----- STORED RECORDS -----
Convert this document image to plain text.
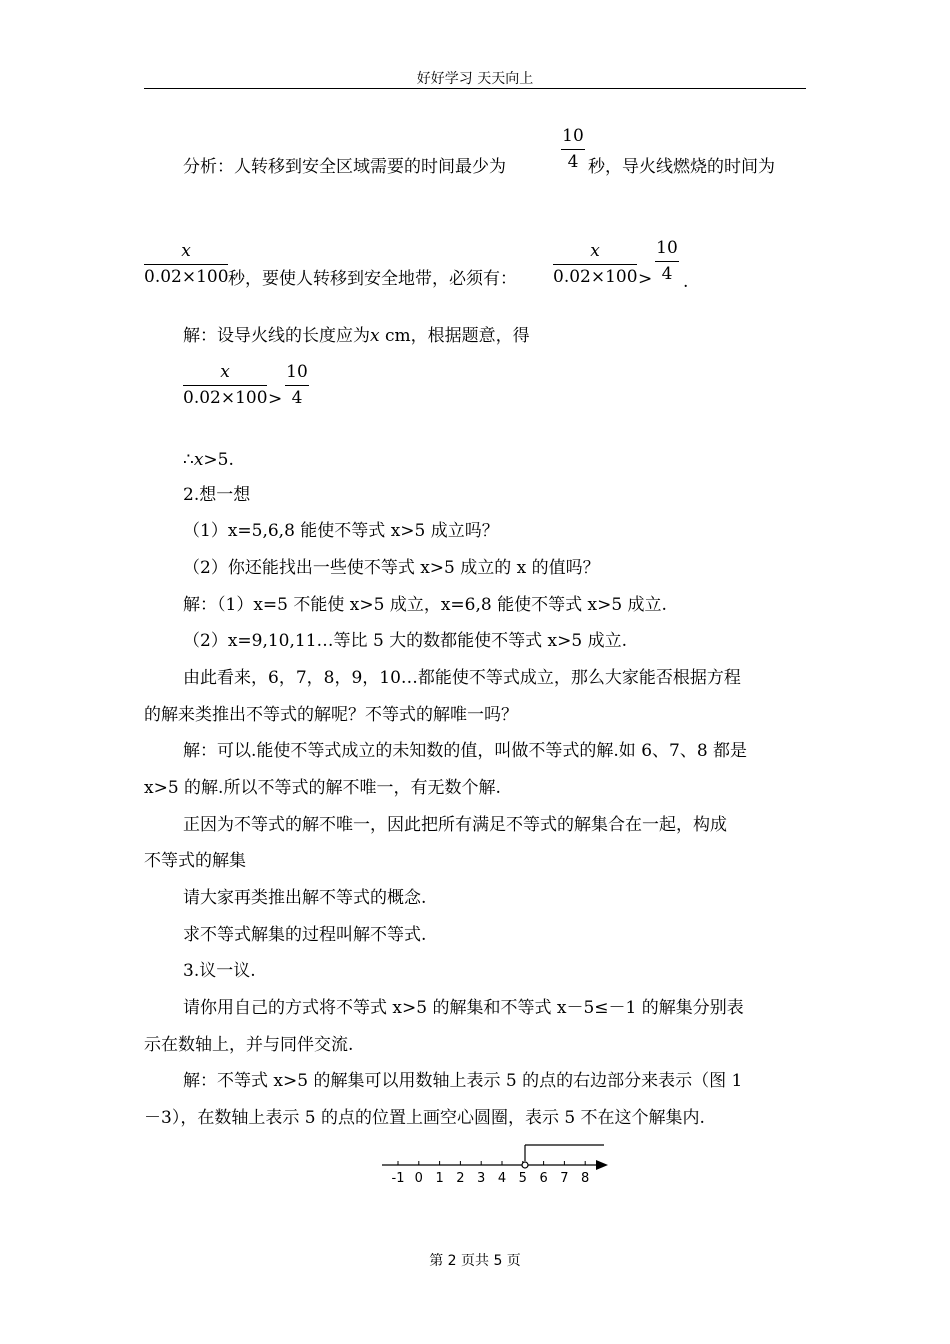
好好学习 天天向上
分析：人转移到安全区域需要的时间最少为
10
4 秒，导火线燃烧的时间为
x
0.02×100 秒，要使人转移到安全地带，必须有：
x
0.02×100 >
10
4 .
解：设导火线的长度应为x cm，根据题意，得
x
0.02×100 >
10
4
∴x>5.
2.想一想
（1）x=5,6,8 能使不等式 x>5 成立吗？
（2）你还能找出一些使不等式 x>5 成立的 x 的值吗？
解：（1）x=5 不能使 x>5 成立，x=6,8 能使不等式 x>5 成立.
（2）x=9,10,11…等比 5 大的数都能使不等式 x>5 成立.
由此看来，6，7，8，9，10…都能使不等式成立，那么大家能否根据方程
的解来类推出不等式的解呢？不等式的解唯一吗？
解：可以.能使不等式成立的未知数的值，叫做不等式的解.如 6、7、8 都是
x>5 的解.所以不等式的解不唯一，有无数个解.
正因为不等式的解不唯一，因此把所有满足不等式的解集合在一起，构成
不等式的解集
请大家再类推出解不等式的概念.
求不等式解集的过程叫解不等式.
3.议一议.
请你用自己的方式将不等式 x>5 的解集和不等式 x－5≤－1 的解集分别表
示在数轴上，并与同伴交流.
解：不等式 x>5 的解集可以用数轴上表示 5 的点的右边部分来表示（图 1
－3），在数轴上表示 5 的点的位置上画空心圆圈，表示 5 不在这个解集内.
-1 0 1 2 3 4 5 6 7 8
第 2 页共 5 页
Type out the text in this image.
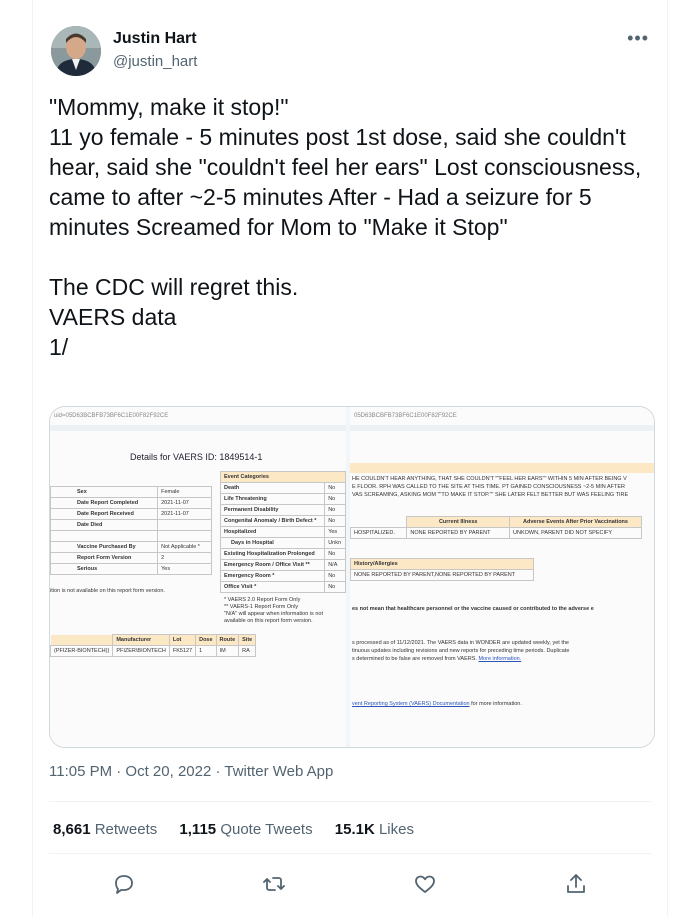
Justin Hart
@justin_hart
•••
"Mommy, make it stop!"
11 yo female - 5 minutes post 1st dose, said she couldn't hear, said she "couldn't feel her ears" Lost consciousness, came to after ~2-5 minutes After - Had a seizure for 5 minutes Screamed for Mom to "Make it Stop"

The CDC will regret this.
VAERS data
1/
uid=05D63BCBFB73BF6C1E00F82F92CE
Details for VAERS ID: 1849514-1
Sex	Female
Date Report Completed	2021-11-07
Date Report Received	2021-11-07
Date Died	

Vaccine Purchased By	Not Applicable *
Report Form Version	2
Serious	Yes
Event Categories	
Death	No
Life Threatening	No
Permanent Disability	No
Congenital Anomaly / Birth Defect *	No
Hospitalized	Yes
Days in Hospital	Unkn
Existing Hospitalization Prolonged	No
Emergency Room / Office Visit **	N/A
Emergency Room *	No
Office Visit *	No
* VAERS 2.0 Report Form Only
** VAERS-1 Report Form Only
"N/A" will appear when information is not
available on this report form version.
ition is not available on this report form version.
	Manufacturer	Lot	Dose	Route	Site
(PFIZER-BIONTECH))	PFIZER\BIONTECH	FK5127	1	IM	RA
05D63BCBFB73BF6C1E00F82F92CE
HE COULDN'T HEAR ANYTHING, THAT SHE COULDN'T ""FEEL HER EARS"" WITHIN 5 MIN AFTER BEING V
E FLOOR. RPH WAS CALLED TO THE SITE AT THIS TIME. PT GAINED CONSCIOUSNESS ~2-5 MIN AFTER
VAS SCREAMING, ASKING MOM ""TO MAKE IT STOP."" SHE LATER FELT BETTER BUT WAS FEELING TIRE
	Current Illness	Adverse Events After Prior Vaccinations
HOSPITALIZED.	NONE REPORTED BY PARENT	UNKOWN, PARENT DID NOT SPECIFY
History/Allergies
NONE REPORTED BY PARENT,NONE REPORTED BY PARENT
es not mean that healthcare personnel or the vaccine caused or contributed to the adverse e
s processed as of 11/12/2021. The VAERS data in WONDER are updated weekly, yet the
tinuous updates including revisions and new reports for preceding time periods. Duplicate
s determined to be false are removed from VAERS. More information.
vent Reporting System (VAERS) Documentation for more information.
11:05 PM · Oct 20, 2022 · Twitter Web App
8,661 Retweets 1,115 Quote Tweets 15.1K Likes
-----
TASK TO COMPLETE: Print all entries exactly. The images do not belong in the copy.

REPLY:
Convert this document image to plain text.
好好学习 天天向上
分析：人转移到安全区域需要的时间最少为
10
4 秒，导火线燃烧的时间为
x
0.02×100 秒，要使人转移到安全地带，必须有：
x
0.02×100 >
10
4 .
解：设导火线的长度应为x cm，根据题意，得
x
0.02×100 >
10
4
∴x>5.
2.想一想
（1）x=5,6,8 能使不等式 x>5 成立吗？
（2）你还能找出一些使不等式 x>5 成立的 x 的值吗？
解：（1）x=5 不能使 x>5 成立，x=6,8 能使不等式 x>5 成立.
（2）x=9,10,11…等比 5 大的数都能使不等式 x>5 成立.
由此看来，6，7，8，9，10…都能使不等式成立，那么大家能否根据方程
的解来类推出不等式的解呢？不等式的解唯一吗？
解：可以.能使不等式成立的未知数的值，叫做不等式的解.如 6、7、8 都是
x>5 的解.所以不等式的解不唯一，有无数个解.
正因为不等式的解不唯一，因此把所有满足不等式的解集合在一起，构成
不等式的解集
请大家再类推出解不等式的概念.
求不等式解集的过程叫解不等式.
3.议一议.
请你用自己的方式将不等式 x>5 的解集和不等式 x－5≤－1 的解集分别表
示在数轴上，并与同伴交流.
解：不等式 x>5 的解集可以用数轴上表示 5 的点的右边部分来表示（图 1
－3），在数轴上表示 5 的点的位置上画空心圆圈，表示 5 不在这个解集内.
-1 0 1 2 3 4 5 6 7 8
第 2 页共 5 页
Type out the text in this image.
Justin Hart
@justin_hart
•••
"Mommy, make it stop!"
11 yo female - 5 minutes post 1st dose, said she couldn't hear, said she "couldn't feel her ears" Lost consciousness, came to after ~2-5 minutes After - Had a seizure for 5 minutes Screamed for Mom to "Make it Stop"

The CDC will regret this.
VAERS data
1/
uid=05D63BCBFB73BF6C1E00F82F92CE
Details for VAERS ID: 1849514-1
Sex	Female
Date Report Completed	2021-11-07
Date Report Received	2021-11-07
Date Died	

Vaccine Purchased By	Not Applicable *
Report Form Version	2
Serious	Yes
Event Categories	
Death	No
Life Threatening	No
Permanent Disability	No
Congenital Anomaly / Birth Defect *	No
Hospitalized	Yes
Days in Hospital	Unkn
Existing Hospitalization Prolonged	No
Emergency Room / Office Visit **	N/A
Emergency Room *	No
Office Visit *	No
* VAERS 2.0 Report Form Only
** VAERS-1 Report Form Only
"N/A" will appear when information is not
available on this report form version.
ition is not available on this report form version.
	Manufacturer	Lot	Dose	Route	Site
(PFIZER-BIONTECH))	PFIZER\BIONTECH	FK5127	1	IM	RA
05D63BCBFB73BF6C1E00F82F92CE
HE COULDN'T HEAR ANYTHING, THAT SHE COULDN'T ""FEEL HER EARS"" WITHIN 5 MIN AFTER BEING V
E FLOOR. RPH WAS CALLED TO THE SITE AT THIS TIME. PT GAINED CONSCIOUSNESS ~2-5 MIN AFTER
VAS SCREAMING, ASKING MOM ""TO MAKE IT STOP."" SHE LATER FELT BETTER BUT WAS FEELING TIRE
	Current Illness	Adverse Events After Prior Vaccinations
HOSPITALIZED.	NONE REPORTED BY PARENT	UNKOWN, PARENT DID NOT SPECIFY
History/Allergies
NONE REPORTED BY PARENT,NONE REPORTED BY PARENT
es not mean that healthcare personnel or the vaccine caused or contributed to the adverse e
s processed as of 11/12/2021. The VAERS data in WONDER are updated weekly, yet the
tinuous updates including revisions and new reports for preceding time periods. Duplicate
s determined to be false are removed from VAERS. More information.
vent Reporting System (VAERS) Documentation for more information.
11:05 PM · Oct 20, 2022 · Twitter Web App
8,661 Retweets 1,115 Quote Tweets 15.1K Likes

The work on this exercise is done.